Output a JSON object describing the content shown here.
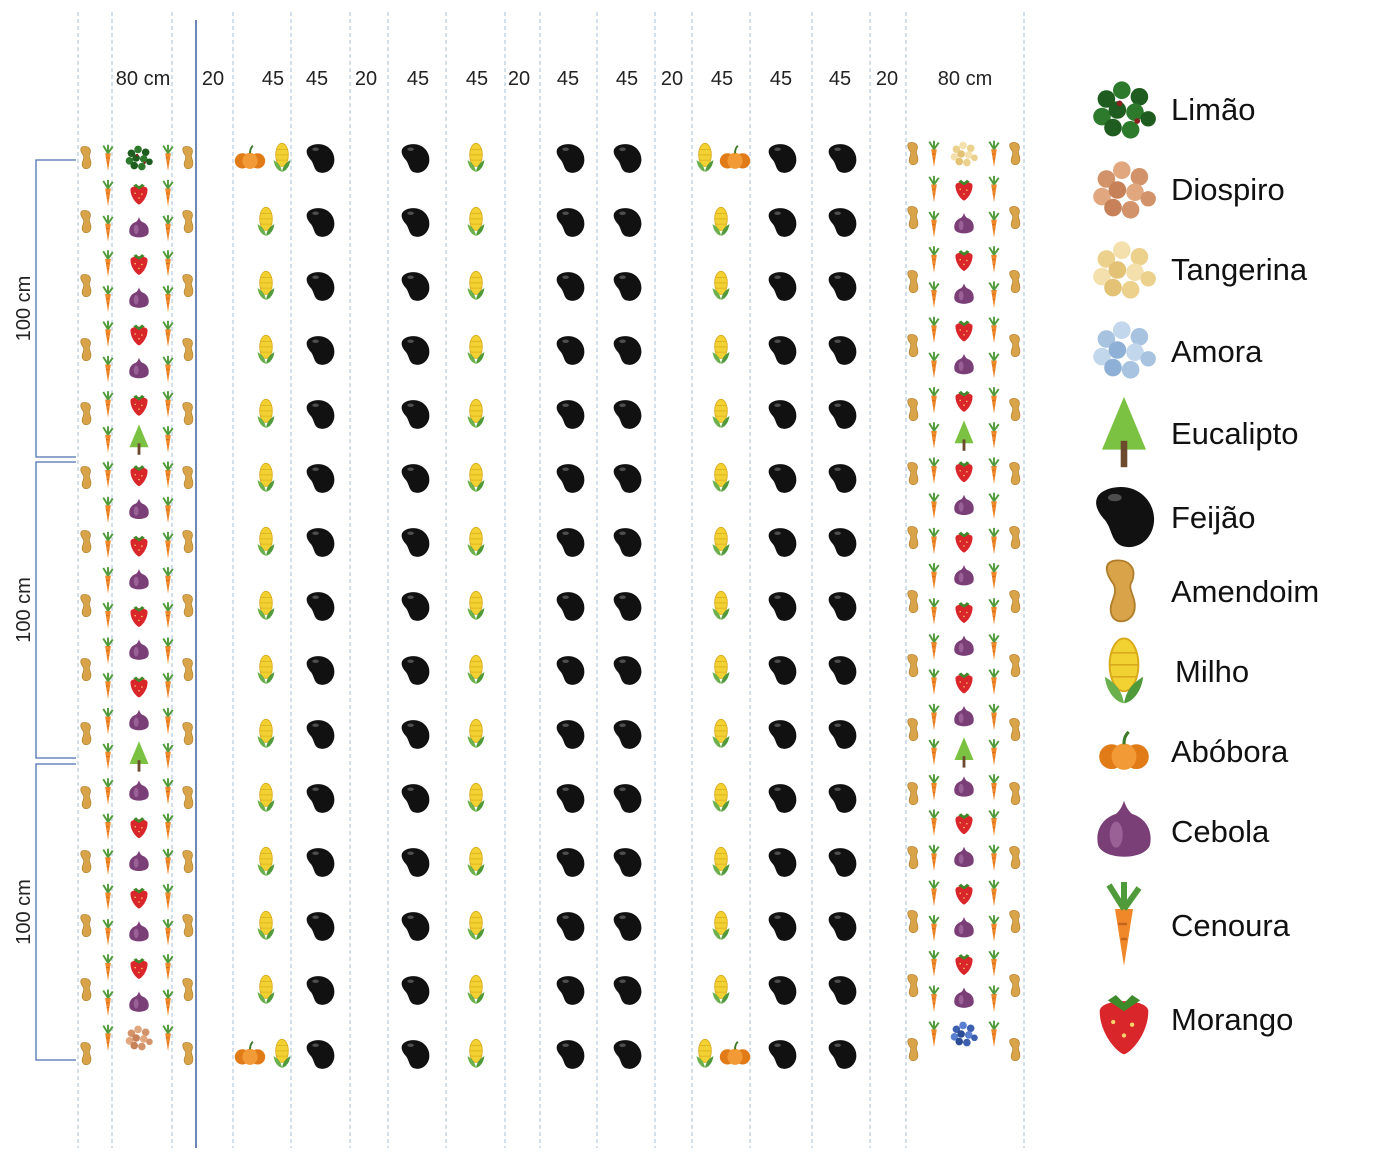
{
  "column_labels": [
    "80 cm",
    "20",
    "45",
    "45",
    "20",
    "45",
    "45",
    "20",
    "45",
    "45",
    "20",
    "45",
    "45",
    "45",
    "20",
    "80 cm"
  ],
  "row_labels": [
    "100 cm",
    "100 cm",
    "100 cm"
  ],
  "legend": [
    {
      "label": "Limão",
      "icon": "lemon-tree-icon"
    },
    {
      "label": "Diospiro",
      "icon": "persimmon-tree-icon"
    },
    {
      "label": "Tangerina",
      "icon": "tangerine-tree-icon"
    },
    {
      "label": "Amora",
      "icon": "mulberry-tree-icon"
    },
    {
      "label": "Eucalipto",
      "icon": "eucalyptus-tree-icon"
    },
    {
      "label": "Feijão",
      "icon": "bean-icon"
    },
    {
      "label": "Amendoim",
      "icon": "peanut-icon"
    },
    {
      "label": "Milho",
      "icon": "corn-icon"
    },
    {
      "label": "Abóbora",
      "icon": "pumpkin-icon"
    },
    {
      "label": "Cebola",
      "icon": "onion-icon"
    },
    {
      "label": "Cenoura",
      "icon": "carrot-icon"
    },
    {
      "label": "Morango",
      "icon": "strawberry-icon"
    }
  ],
  "colors": {
    "grid_line": "#a9bfd8",
    "main_line": "#2f5597",
    "bracket": "#4a72b0",
    "bean": "#111111",
    "corn": "#f2d233",
    "corn_husk": "#6ab04c",
    "pumpkin": "#ec8a23",
    "onion": "#7b3f78",
    "carrot": "#f0882a",
    "strawberry": "#d9262a",
    "peanut": "#d9a34a",
    "eucalyptus": "#7cc242",
    "lemon_tree": "#1f5c1f",
    "persimmon_tree": "#d2936a",
    "tangerine_tree": "#ecd18c",
    "mulberry_tree": "#a7c3e0"
  }
}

> _PROBLEM TO SOLVE_: Word for word, quote the lines above. Omit the pictures.

> _COMPLETE OUTPUT_:
Output a JSON object describing the content shown here.
{
  "column_labels": [
    "80 cm",
    "20",
    "45",
    "45",
    "20",
    "45",
    "45",
    "20",
    "45",
    "45",
    "20",
    "45",
    "45",
    "45",
    "20",
    "80 cm"
  ],
  "row_labels": [
    "100 cm",
    "100 cm",
    "100 cm"
  ],
  "legend": [
    {
      "label": "Limão",
      "icon": "lemon-tree-icon"
    },
    {
      "label": "Diospiro",
      "icon": "persimmon-tree-icon"
    },
    {
      "label": "Tangerina",
      "icon": "tangerine-tree-icon"
    },
    {
      "label": "Amora",
      "icon": "mulberry-tree-icon"
    },
    {
      "label": "Eucalipto",
      "icon": "eucalyptus-tree-icon"
    },
    {
      "label": "Feijão",
      "icon": "bean-icon"
    },
    {
      "label": "Amendoim",
      "icon": "peanut-icon"
    },
    {
      "label": "Milho",
      "icon": "corn-icon"
    },
    {
      "label": "Abóbora",
      "icon": "pumpkin-icon"
    },
    {
      "label": "Cebola",
      "icon": "onion-icon"
    },
    {
      "label": "Cenoura",
      "icon": "carrot-icon"
    },
    {
      "label": "Morango",
      "icon": "strawberry-icon"
    }
  ],
  "colors": {
    "grid_line": "#a9bfd8",
    "main_line": "#2f5597",
    "bracket": "#4a72b0",
    "bean": "#111111",
    "corn": "#f2d233",
    "corn_husk": "#6ab04c",
    "pumpkin": "#ec8a23",
    "onion": "#7b3f78",
    "carrot": "#f0882a",
    "strawberry": "#d9262a",
    "peanut": "#d9a34a",
    "eucalyptus": "#7cc242",
    "lemon_tree": "#1f5c1f",
    "persimmon_tree": "#d2936a",
    "tangerine_tree": "#ecd18c",
    "mulberry_tree": "#a7c3e0"
  }
}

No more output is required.